**Problem to solve**
Lines containing the word "Akasia" are to be located and copied.
>> start Given entries
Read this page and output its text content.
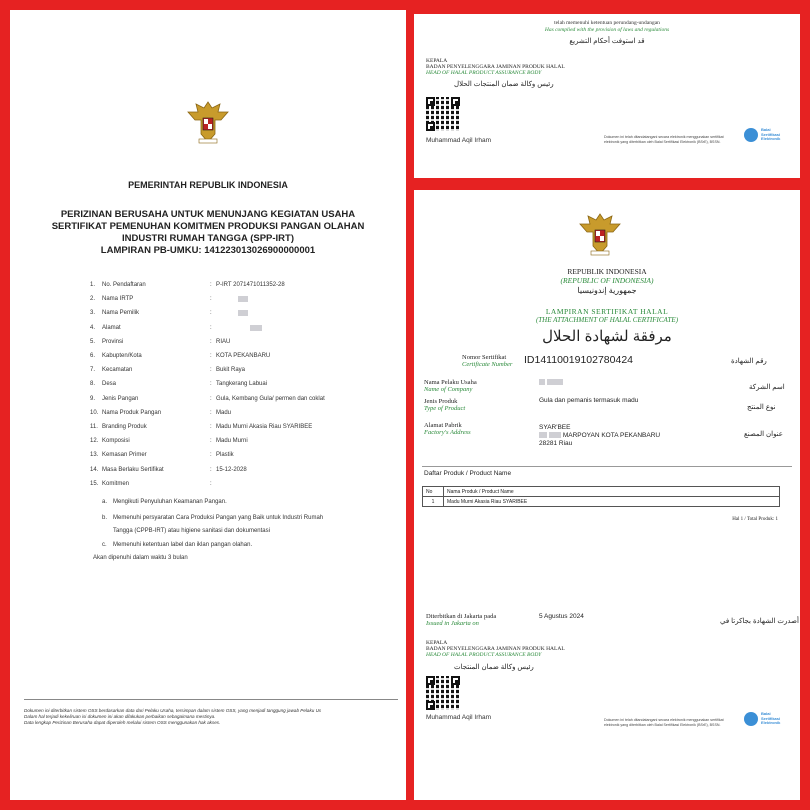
PEMERINTAH REPUBLIK INDONESIA
PERIZINAN BERUSAHA UNTUK MENUNJANG KEGIATAN USAHA
SERTIFIKAT PEMENUHAN KOMITMEN PRODUKSI PANGAN OLAHAN
INDUSTRI RUMAH TANGGA (SPP-IRT)
LAMPIRAN PB-UMKU: 141223013026900000001
1. No. Pendaftaran	: P-IRT 2071471011352-28
2. Nama IRTP	:
3. Nama Pemilik	:
4. Alamat	:
5. Provinsi	: RIAU
6. Kabupten/Kota	: KOTA PEKANBARU
7. Kecamatan	: Bukit Raya
8. Desa	: Tangkerang Labuai
9. Jenis Pangan	: Gula, Kembang Gula/ permen dan coklat
10. Nama Produk Pangan	: Madu
11. Branding Produk	: Madu Murni Akasia Riau SYARIBEE
12. Komposisi	: Madu Murni
13. Kemasan Primer	: Plastik
14. Masa Berlaku Sertifikat	: 15-12-2028
15. Komitmen	:
a. Mengikuti Penyuluhan Keamanan Pangan.
b. Memenuhi persyaratan Cara Produksi Pangan yang Baik untuk Industri Rumah
Tangga (CPPB-IRT) atau higiene sanitasi dan dokumentasi
c. Memenuhi ketentuan label dan iklan pangan olahan.
Akan dipenuhi dalam waktu 3 bulan
Dokumen ini diterbitkan sistem OSS berdasarkan data dari Pelaku Usaha, tersimpan dalam sistem OSS, yang menjadi tanggung jawab Pelaku Us
Dalam hal terjadi kekeliruan isi dokumen ini akan dilakukan perbaikan sebagaimana mestinya.
Data lengkap Perizinan Berusaha dapat diperoleh melalui sistem OSS menggunakan hak akses.
telah memenuhi ketentuan perundang-undangan
Has complied with the provision of laws and regulations
قد استوفت أحكام التشريع
KEPALA
BADAN PENYELENGGARA JAMINAN PRODUK HALAL
HEAD OF HALAL PRODUCT ASSURANCE BODY
رئيس وكالة ضمان المنتجات الحلال
Muhammad Aqil Irham	Dokumen ini telah ditandatangani secara elektronik menggunakan sertifikat elektronik yang diterbitkan oleh Balai Sertifikasi Elektronik (BSrE), BSSN.
Balai
Sertifikasi
Elektronik
REPUBLIK INDONESIA
(REPUBLIC OF INDONESIA)
جمهورية إندونيسيا
LAMPIRAN SERTIFIKAT HALAL
(THE ATTACHMENT OF HALAL CERTIFICATE)
مرفقة لشهادة الحلال
Nomor Sertifikat
Certificate Number ID14110019102780424	رقم الشهادة
Nama Pelaku Usaha
Name of Company
	اسم الشركة
Jenis Produk
Type of Product
Gula dan pemanis termasuk madu
نوع المنتج
Alamat Pabrik
Factory's Address
SYAR'BEE
MARPOYAN KOTA PEKANBARU
28281 Riau
عنوان المصنع
Daftar Produk / Product Name
No	Nama Produk / Product Name
1	Madu Murni Akasia Riau SYARIBEE
Hal 1 / Total Produk: 1
Diterbitkan di Jakarta pada
Issued in Jakarta on
5 Agustus 2024
أصدرت الشهادة بجاكرتا في
KEPALA
BADAN PENYELENGGARA JAMINAN PRODUK HALAL
HEAD OF HALAL PRODUCT ASSURANCE BODY
رئيس وكالة ضمان المنتجات
Muhammad Aqil Irham	Dokumen ini telah ditandatangani secara elektronik menggunakan sertifikat elektronik yang diterbitkan oleh Balai Sertifikasi Elektronik (BSrE), BSSN.
Balai
Sertifikasi
Elektronik
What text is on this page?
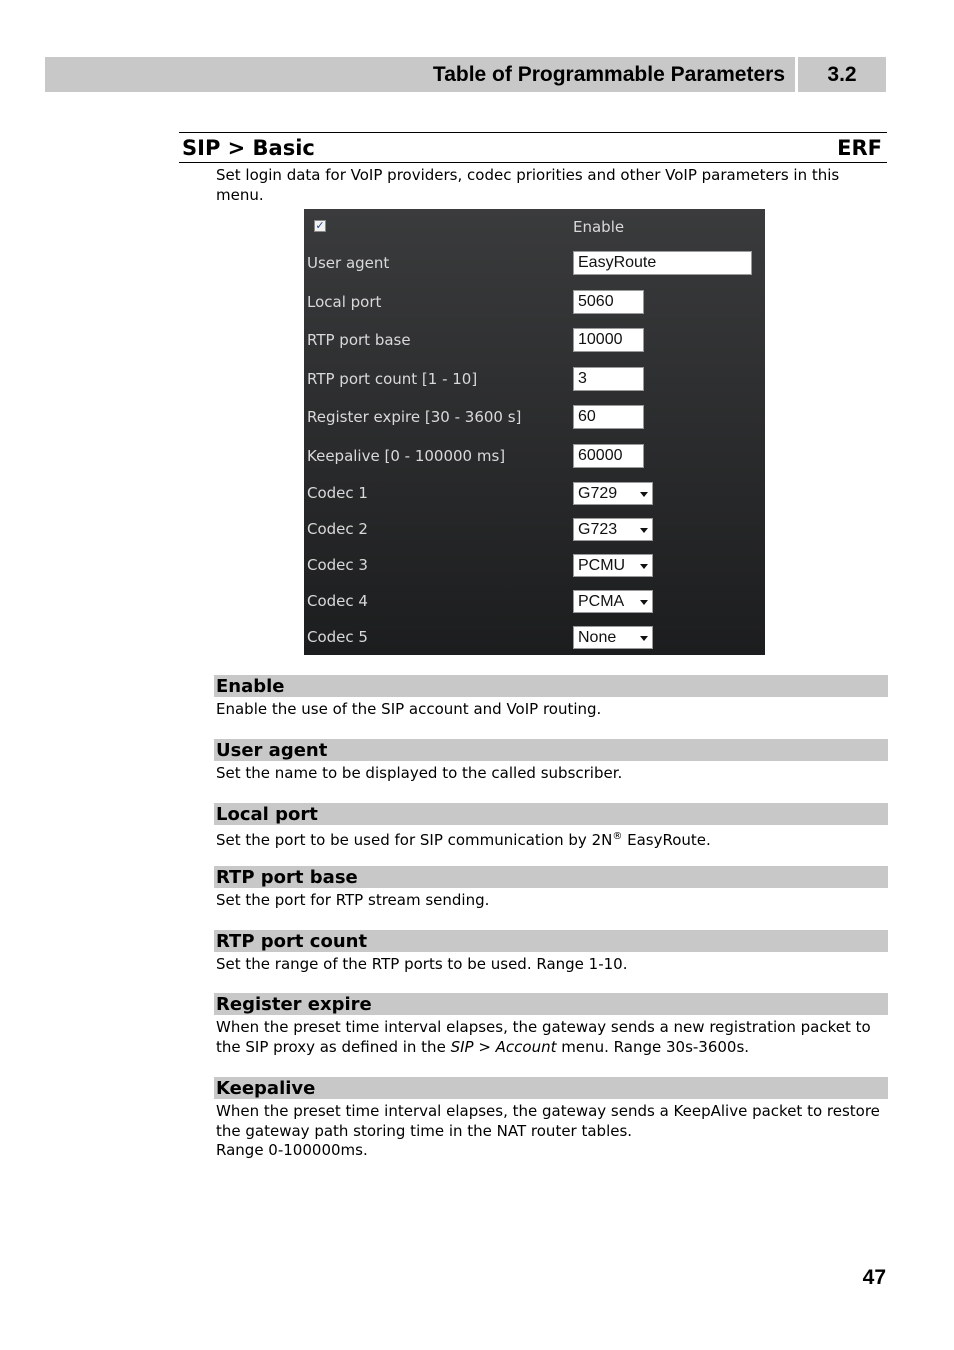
Table of Programmable Parameters	3.2
SIP > Basic	ERF
Set login data for VoIP providers, codec priorities and other VoIP parameters in this menu.
✓	Enable
User agent	EasyRoute
Local port	5060
RTP port base	10000
RTP port count [1 - 10]	3
Register expire [30 - 3600 s]	60
Keepalive [0 - 100000 ms]	60000
Codec 1	G729
Codec 2	G723
Codec 3	PCMU
Codec 4	PCMA
Codec 5	None
Enable
Enable the use of the SIP account and VoIP routing.
User agent
Set the name to be displayed to the called subscriber.
Local port
Set the port to be used for SIP communication by 2N® EasyRoute.
RTP port base
Set the port for RTP stream sending.
RTP port count
Set the range of the RTP ports to be used. Range 1-10.
Register expire
When the preset time interval elapses, the gateway sends a new registration packet to the SIP proxy as defined in the SIP > Account menu. Range 30s-3600s.
Keepalive
When the preset time interval elapses, the gateway sends a KeepAlive packet to restore the gateway path storing time in the NAT router tables.
Range 0-100000ms.
47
>> end Given entries
**Answer below**
11. Branding Produk	: Madu Murni Akasia Riau SYARIBEE
1	Madu Murni Akasia Riau SYARIBEE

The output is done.